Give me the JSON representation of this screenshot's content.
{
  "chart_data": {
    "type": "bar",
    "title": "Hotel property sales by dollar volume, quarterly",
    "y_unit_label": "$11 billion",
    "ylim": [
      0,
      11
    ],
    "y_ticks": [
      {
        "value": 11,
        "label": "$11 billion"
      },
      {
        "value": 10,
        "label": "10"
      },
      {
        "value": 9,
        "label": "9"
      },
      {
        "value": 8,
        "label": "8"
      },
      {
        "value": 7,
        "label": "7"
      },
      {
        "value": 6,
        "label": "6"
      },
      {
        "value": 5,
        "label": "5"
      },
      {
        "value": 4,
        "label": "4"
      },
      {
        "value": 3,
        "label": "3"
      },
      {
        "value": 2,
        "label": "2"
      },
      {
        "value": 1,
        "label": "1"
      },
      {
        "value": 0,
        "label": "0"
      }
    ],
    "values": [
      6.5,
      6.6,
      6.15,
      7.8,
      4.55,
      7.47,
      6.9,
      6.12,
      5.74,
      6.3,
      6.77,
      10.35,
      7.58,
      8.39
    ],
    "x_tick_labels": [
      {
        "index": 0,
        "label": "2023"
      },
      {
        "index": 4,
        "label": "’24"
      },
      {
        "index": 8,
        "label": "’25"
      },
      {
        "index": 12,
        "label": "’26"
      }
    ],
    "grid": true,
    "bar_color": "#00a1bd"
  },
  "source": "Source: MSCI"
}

---*---

» **Exercise prompt**
Repeat the records above in full, character for character.

» **Full response**
Give me the JSON representation of this screenshot's content.
{
  "chart_data": {
    "type": "bar",
    "title": "Hotel property sales by dollar volume, quarterly",
    "y_unit_label": "$11 billion",
    "ylim": [
      0,
      11
    ],
    "y_ticks": [
      {
        "value": 11,
        "label": "$11 billion"
      },
      {
        "value": 10,
        "label": "10"
      },
      {
        "value": 9,
        "label": "9"
      },
      {
        "value": 8,
        "label": "8"
      },
      {
        "value": 7,
        "label": "7"
      },
      {
        "value": 6,
        "label": "6"
      },
      {
        "value": 5,
        "label": "5"
      },
      {
        "value": 4,
        "label": "4"
      },
      {
        "value": 3,
        "label": "3"
      },
      {
        "value": 2,
        "label": "2"
      },
      {
        "value": 1,
        "label": "1"
      },
      {
        "value": 0,
        "label": "0"
      }
    ],
    "values": [
      6.5,
      6.6,
      6.15,
      7.8,
      4.55,
      7.47,
      6.9,
      6.12,
      5.74,
      6.3,
      6.77,
      10.35,
      7.58,
      8.39
    ],
    "x_tick_labels": [
      {
        "index": 0,
        "label": "2023"
      },
      {
        "index": 4,
        "label": "’24"
      },
      {
        "index": 8,
        "label": "’25"
      },
      {
        "index": 12,
        "label": "’26"
      }
    ],
    "grid": true,
    "bar_color": "#00a1bd"
  },
  "source": "Source: MSCI"
}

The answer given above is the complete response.